**Problem description**
Copy every line of the entries that includes the word "текущего".
[START Dataset extract]
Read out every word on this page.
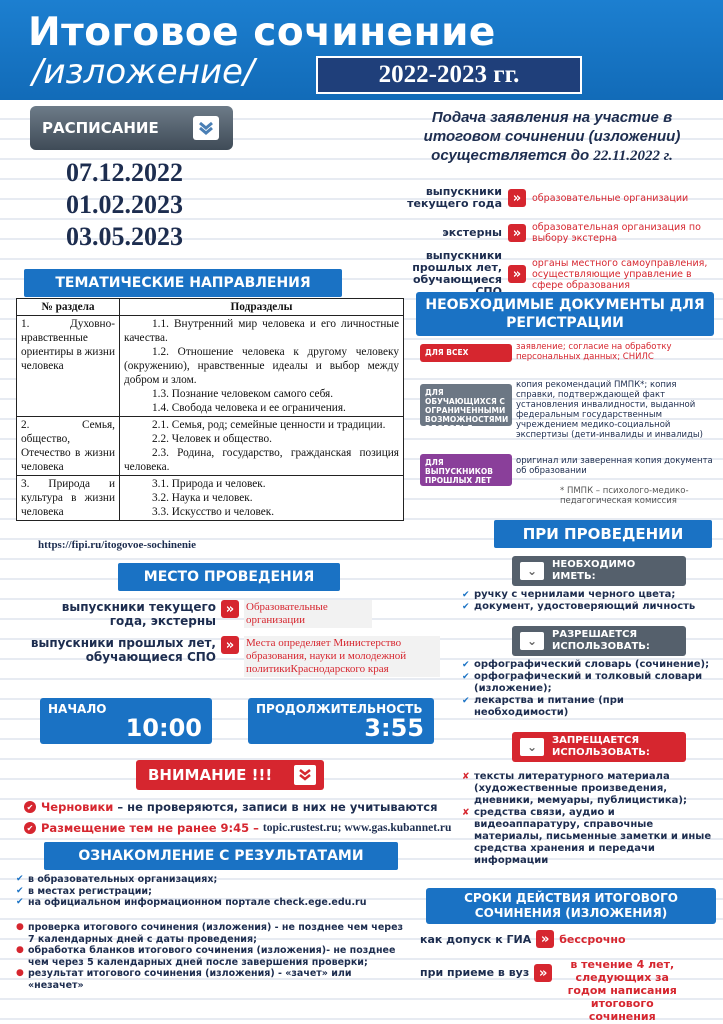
Итоговое сочинение
/изложение/	2022-2023 гг.
РАСПИСАНИЕ
07.12.2022
01.02.2023
03.05.2023
Подача заявления на участие в итоговом сочинении (изложении) осуществляется до 22.11.2022 г.
выпускники текущего года »	образовательные организации
экстерны »	образовательная организация по выбору экстерна
выпускники прошлых лет, обучающиеся »
органы местного самоуправления, осуществляющие управление в сфере образования
ТЕМАТИЧЕСКИЕ НАПРАВЛЕНИЯ
№ раздела	Подразделы
1. Духовно-нравственные ориентиры в жизни человека	1.1. Внутренний мир человека и его личностные качества.
1.2. Отношение человека к другому человеку (окружению), нравственные идеалы и выбор между добром и злом.
1.3. Познание человеком самого себя.
1.4. Свобода человека и ее ограничения.

2. Семья, общество, Отечество в жизни человека	2.1. Семья, род; семейные ценности и традиции.
2.2. Человек и общество.
2.3. Родина, государство, гражданская позиция человека.

3. Природа и культура в жизни человека	3.1. Природа и человек.
3.2. Наука и человек.
3.3. Искусство и человек.
https://fipi.ru/itogovoe-sochinenie
НЕОБХОДИМЫЕ ДОКУМЕНТЫ ДЛЯ РЕГИСТРАЦИИ
ДЛЯ ВСЕХ
заявление; согласие на обработку персональных данных; СНИЛС
ДЛЯ ОБУЧАЮЩИХСЯ С ОГРАНИЧЕННЫМИ ВОЗМОЖНОСТЯМИ ЗДОРОВЬЯ
копия рекомендаций ПМПК*; копия справки, подтверждающей факт установления инвалидности, выданной федеральным государственным учреждением медико-социальной экспертизы (дети-инвалиды и инвалиды)
ДЛЯ ВЫПУСКНИКОВ ПРОШЛЫХ ЛЕТ
оригинал или заверенная копия документа об образовании
* ПМПК – психолого-медико-педагогическая комиссия
ПРИ ПРОВЕДЕНИИ
⌄	НЕОБХОДИМО ИМЕТЬ:
✔ ручку с чернилами черного цвета;
✔ документ, удостоверяющий личность
⌄	РАЗРЕШАЕТСЯ ИСПОЛЬЗОВАТЬ:
✔ орфографический словарь (сочинение);
✔ орфографический и толковый словари (изложение);
✔ лекарства и питание (при необходимости)
⌄	ЗАПРЕЩАЕТСЯ ИСПОЛЬЗОВАТЬ:
✘ тексты литературного материала (художественные произведения, дневники, мемуары, публицистика);
✘ средства связи, аудио и видеоаппаратуру, справочные материалы, письменные заметки и иные средства хранения и передачи информации
МЕСТО ПРОВЕДЕНИЯ
выпускники текущего года, экстерны
»	Образовательные организации
выпускники прошлых лет, обучающиеся СПО
»	Места определяет Министерство образования, науки и молодежной политикиКраснодарского края
НАЧАЛО
10:00
ПРОДОЛЖИТЕЛЬНОСТЬ
3:55
ВНИМАНИЕ !!!
✔ Черновики
– не проверяются, записи в них не учитываются
✔ Размещение тем не ранее 9:45 –
topic.rustest.ru; www.gas.kubannet.ru
ОЗНАКОМЛЕНИЕ С РЕЗУЛЬТАТАМИ
✔ в образовательных организациях;
✔ в местах регистрации;
✔ на официальном информационном портале check.ege.edu.ru
● проверка итогового сочинения (изложения) - не позднее чем через 7 календарных дней с даты проведения;
● обработка бланков итогового сочинения (изложения)- не позднее чем через 5 календарных дней после завершения проверки;
● результат итогового сочинения (изложения) - «зачет» или «незачет»
СРОКИ ДЕЙСТВИЯ ИТОГОВОГО СОЧИНЕНИЯ (ИЗЛОЖЕНИЯ)
как допуск к ГИА » бессрочно
при приеме в вуз »
в течение 4 лет, следующих за годом написания итогового сочинения
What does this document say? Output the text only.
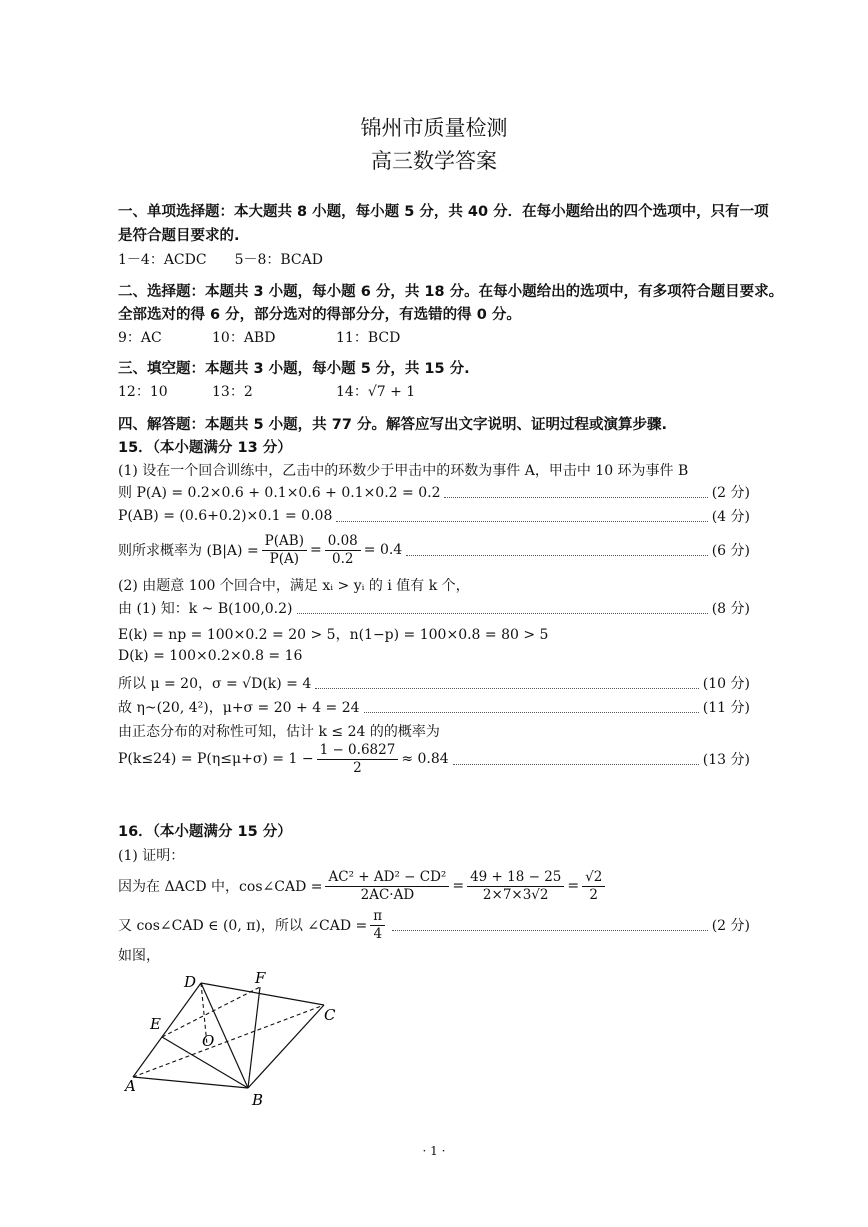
锦州市质量检测
高三数学答案
一、单项选择题：本大题共 8 小题，每小题 5 分，共 40 分．在每小题给出的四个选项中，只有一项
是符合题目要求的.
1－4：ACDC　　5－8：BCAD
二、选择题：本题共 3 小题，每小题 6 分，共 18 分。在每小题给出的选项中，有多项符合题目要求。
全部选对的得 6 分，部分选对的得部分分，有选错的得 0 分。
9：AC	10：ABD	11：BCD
三、填空题：本题共 3 小题，每小题 5 分，共 15 分.
12：10	13：2	14：√7 + 1
四、解答题：本题共 5 小题，共 77 分。解答应写出文字说明、证明过程或演算步骤.
15．（本小题满分 13 分）
(1) 设在一个回合训练中，乙击中的环数少于甲击中的环数为事件 A，甲击中 10 环为事件 B
则 P(A) = 0.2×0.6 + 0.1×0.6 + 0.1×0.2 = 0.2	(2 分)
P(AB) = (0.6+0.2)×0.1 = 0.08	(4 分)
则所求概率为 $(B|A) = \frac{P(AB)}{P(A)} = \frac{0.08}{0.2} = 0.4$	(6 分)
(2) 由题意 100 个回合中，满足 xᵢ > yᵢ 的 i 值有 k 个，
由 (1) 知：k ~ B(100,0.2)	(8 分)
E(k) = np = 100×0.2 = 20 > 5，n(1−p) = 100×0.8 = 80 > 5
D(k) = 100×0.2×0.8 = 16
所以 μ = 20，σ = √D(k) = 4	(10 分)
故 η~(20, 4²)，μ+σ = 20 + 4 = 24	(11 分)
由正态分布的对称性可知，估计 k ≤ 24 的的概率为
$P(k\le 24) = P(\eta\le\mu+\sigma) = 1 - \frac{1 - 0.6827}{2} \approx 0.84$	(13 分)
16．（本小题满分 15 分）
(1) 证明：
因为在 ΔACD 中，cos∠CAD = $\frac{\text{AC² + AD² − CD²}}{2AC\cdot AD} = \frac{49 + 18 - 25}{2\times 7\times 3√2} = \frac{√2}{2}$
又 cos∠CAD ∈ (0, π)，所以 ∠CAD = $\frac{\pi}{4}$	(2 分)
如图，
D	F
C
E
O
A
B
· 1 ·
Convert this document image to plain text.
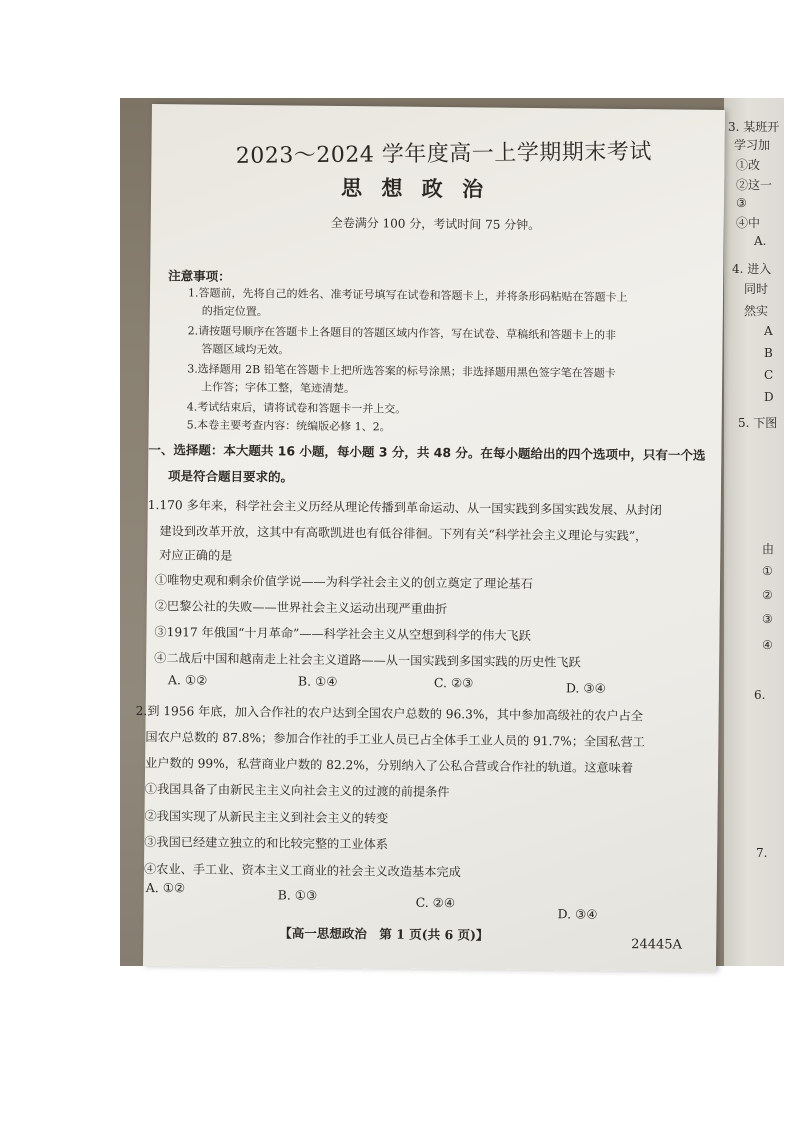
3. 某班开
学习加
①改
②这一
③
④中
A.
4. 进入
同时
然实
A
B
C
D
5. 下图
由
①
②
③
④
6.
7.
2023～2024 学年度高一上学期期末考试
思 想 政 治
全卷满分 100 分，考试时间 75 分钟。
注意事项：
1.答题前，先将自己的姓名、准考证号填写在试卷和答题卡上，并将条形码粘贴在答题卡上
的指定位置。
2.请按题号顺序在答题卡上各题目的答题区域内作答，写在试卷、草稿纸和答题卡上的非
答题区域均无效。
3.选择题用 2B 铅笔在答题卡上把所选答案的标号涂黑；非选择题用黑色签字笔在答题卡
上作答；字体工整，笔迹清楚。
4.考试结束后，请将试卷和答题卡一并上交。
5.本卷主要考查内容：统编版必修 1、2。
一、选择题：本大题共 16 小题，每小题 3 分，共 48 分。在每小题给出的四个选项中，只有一个选
项是符合题目要求的。
1.170 多年来，科学社会主义历经从理论传播到革命运动、从一国实践到多国实践发展、从封闭
建设到改革开放，这其中有高歌凯进也有低谷徘徊。下列有关“科学社会主义理论与实践”，
对应正确的是
①唯物史观和剩余价值学说——为科学社会主义的创立奠定了理论基石
②巴黎公社的失败——世界社会主义运动出现严重曲折
③1917 年俄国“十月革命”——科学社会主义从空想到科学的伟大飞跃
④二战后中国和越南走上社会主义道路——从一国实践到多国实践的历史性飞跃
A. ①②	B. ①④	C. ②③	D. ③④
2.到 1956 年底，加入合作社的农户达到全国农户总数的 96.3%，其中参加高级社的农户占全
国农户总数的 87.8%；参加合作社的手工业人员已占全体手工业人员的 91.7%；全国私营工
业户数的 99%，私营商业户数的 82.2%，分别纳入了公私合营或合作社的轨道。这意味着
①我国具备了由新民主主义向社会主义的过渡的前提条件
②我国实现了从新民主主义到社会主义的转变
③我国已经建立独立的和比较完整的工业体系
④农业、手工业、资本主义工商业的社会主义改造基本完成
A. ①②	B. ①③	C. ②④
D. ③④
【高一思想政治　第 1 页(共 6 页)】
24445A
[END Dataset extract]
**The output**
выпускники текущего года »	образовательные организации
выпускники текущего года, экстерны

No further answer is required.